Entries taken from a collection
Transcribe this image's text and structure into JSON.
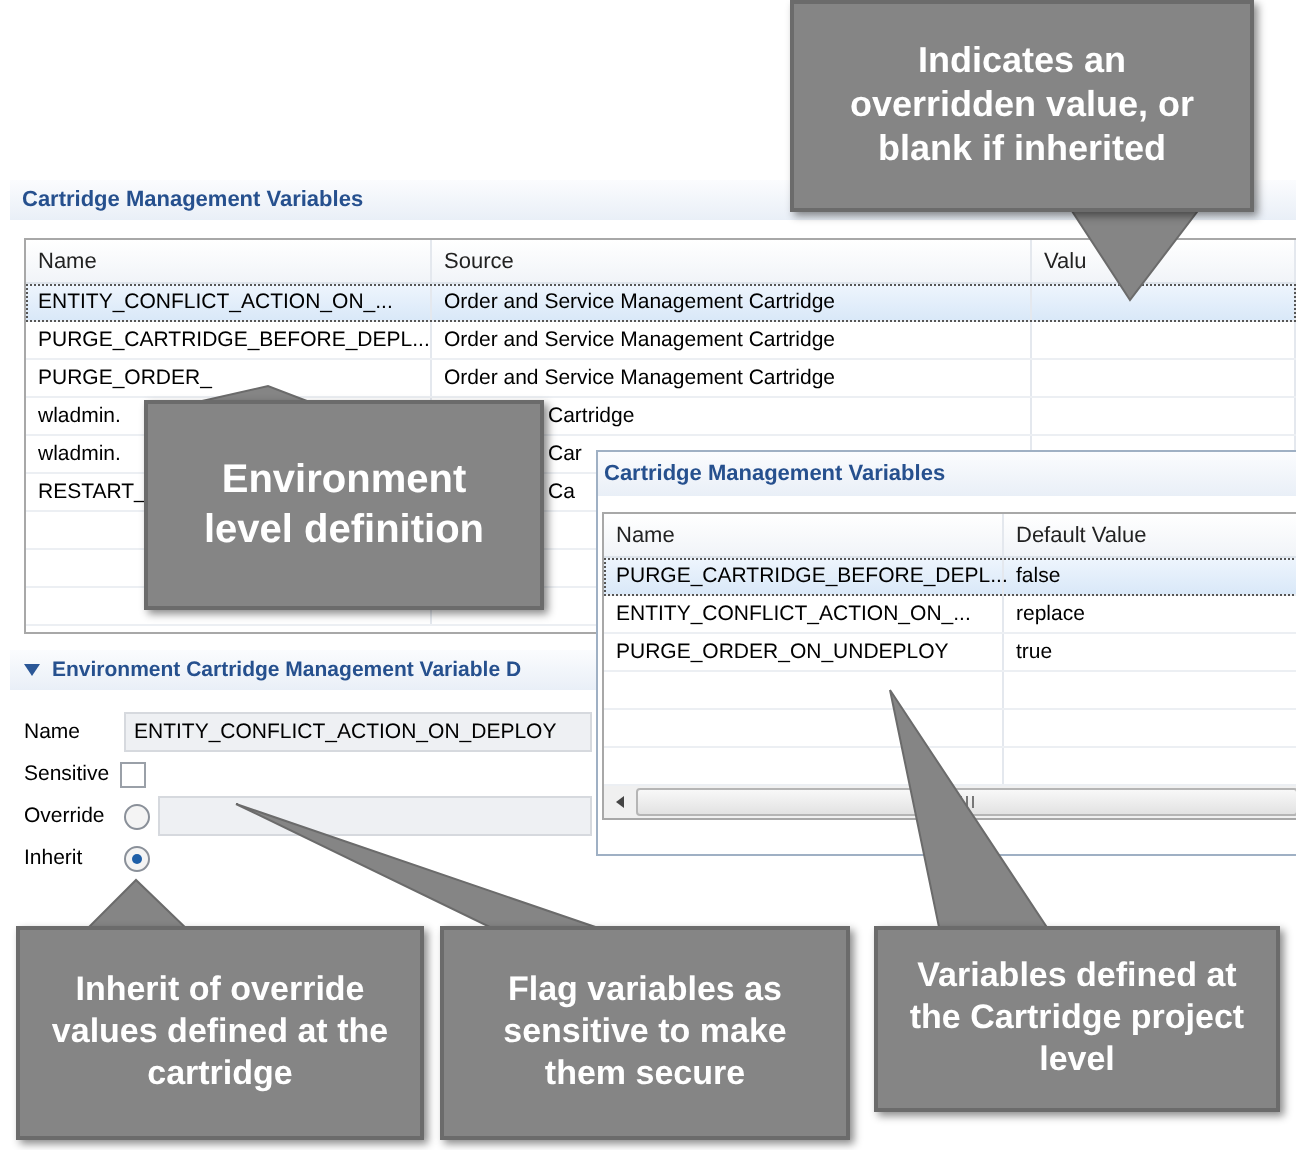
{
  "main_panel": {
    "title": "Cartridge Management Variables",
    "columns": [
      "Name",
      "Source",
      "Valu"
    ],
    "rows": [
      {
        "name": "ENTITY_CONFLICT_ACTION_ON_...",
        "source": "Order and Service Management Cartridge",
        "selected": true,
        "covered": false
      },
      {
        "name": "PURGE_CARTRIDGE_BEFORE_DEPL...",
        "source": "Order and Service Management Cartridge",
        "selected": false,
        "covered": false
      },
      {
        "name": "PURGE_ORDER_",
        "source": "Order and Service Management Cartridge",
        "selected": false,
        "covered": false
      },
      {
        "name": "wladmin.",
        "source": "Cartridge",
        "selected": false,
        "covered": true
      },
      {
        "name": "wladmin.",
        "source": "Car",
        "selected": false,
        "covered": true
      },
      {
        "name": "RESTART_",
        "source": "Ca",
        "selected": false,
        "covered": true
      }
    ]
  },
  "details": {
    "title": "Environment Cartridge Management Variable D",
    "expanded": true,
    "name_label": "Name",
    "name_value": "ENTITY_CONFLICT_ACTION_ON_DEPLOY",
    "sensitive_label": "Sensitive",
    "sensitive_checked": false,
    "options": [
      {
        "label": "Override",
        "selected": false,
        "kind": "field"
      },
      {
        "label": "Inherit",
        "selected": true,
        "kind": "plain"
      }
    ]
  },
  "cartridge_panel": {
    "title": "Cartridge Management Variables",
    "columns": [
      "Name",
      "Default Value"
    ],
    "rows": [
      {
        "name": "PURGE_CARTRIDGE_BEFORE_DEPL...",
        "value": "false",
        "selected": true
      },
      {
        "name": "ENTITY_CONFLICT_ACTION_ON_...",
        "value": "replace",
        "selected": false
      },
      {
        "name": "PURGE_ORDER_ON_UNDEPLOY",
        "value": "true",
        "selected": false
      }
    ]
  },
  "callouts": [
    {
      "text": "Indicates an overridden value, or blank if inherited"
    },
    {
      "text": "Environment level definition"
    },
    {
      "text": "Inherit of override values defined at the cartridge"
    },
    {
      "text": "Flag variables as sensitive to make them secure"
    },
    {
      "text": "Variables defined at the Cartridge project level"
    }
  ]
}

#### Directions for this task
From the entries above, output every line exactly and omit any image.

#### Answer to this problem
Transcribe this image's text and structure into JSON.
{
  "main_panel": {
    "title": "Cartridge Management Variables",
    "columns": [
      "Name",
      "Source",
      "Valu"
    ],
    "rows": [
      {
        "name": "ENTITY_CONFLICT_ACTION_ON_...",
        "source": "Order and Service Management Cartridge",
        "selected": true,
        "covered": false
      },
      {
        "name": "PURGE_CARTRIDGE_BEFORE_DEPL...",
        "source": "Order and Service Management Cartridge",
        "selected": false,
        "covered": false
      },
      {
        "name": "PURGE_ORDER_",
        "source": "Order and Service Management Cartridge",
        "selected": false,
        "covered": false
      },
      {
        "name": "wladmin.",
        "source": "Cartridge",
        "selected": false,
        "covered": true
      },
      {
        "name": "wladmin.",
        "source": "Car",
        "selected": false,
        "covered": true
      },
      {
        "name": "RESTART_",
        "source": "Ca",
        "selected": false,
        "covered": true
      }
    ]
  },
  "details": {
    "title": "Environment Cartridge Management Variable D",
    "expanded": true,
    "name_label": "Name",
    "name_value": "ENTITY_CONFLICT_ACTION_ON_DEPLOY",
    "sensitive_label": "Sensitive",
    "sensitive_checked": false,
    "options": [
      {
        "label": "Override",
        "selected": false,
        "kind": "field"
      },
      {
        "label": "Inherit",
        "selected": true,
        "kind": "plain"
      }
    ]
  },
  "cartridge_panel": {
    "title": "Cartridge Management Variables",
    "columns": [
      "Name",
      "Default Value"
    ],
    "rows": [
      {
        "name": "PURGE_CARTRIDGE_BEFORE_DEPL...",
        "value": "false",
        "selected": true
      },
      {
        "name": "ENTITY_CONFLICT_ACTION_ON_...",
        "value": "replace",
        "selected": false
      },
      {
        "name": "PURGE_ORDER_ON_UNDEPLOY",
        "value": "true",
        "selected": false
      }
    ]
  },
  "callouts": [
    {
      "text": "Indicates an overridden value, or blank if inherited"
    },
    {
      "text": "Environment level definition"
    },
    {
      "text": "Inherit of override values defined at the cartridge"
    },
    {
      "text": "Flag variables as sensitive to make them secure"
    },
    {
      "text": "Variables defined at the Cartridge project level"
    }
  ]
}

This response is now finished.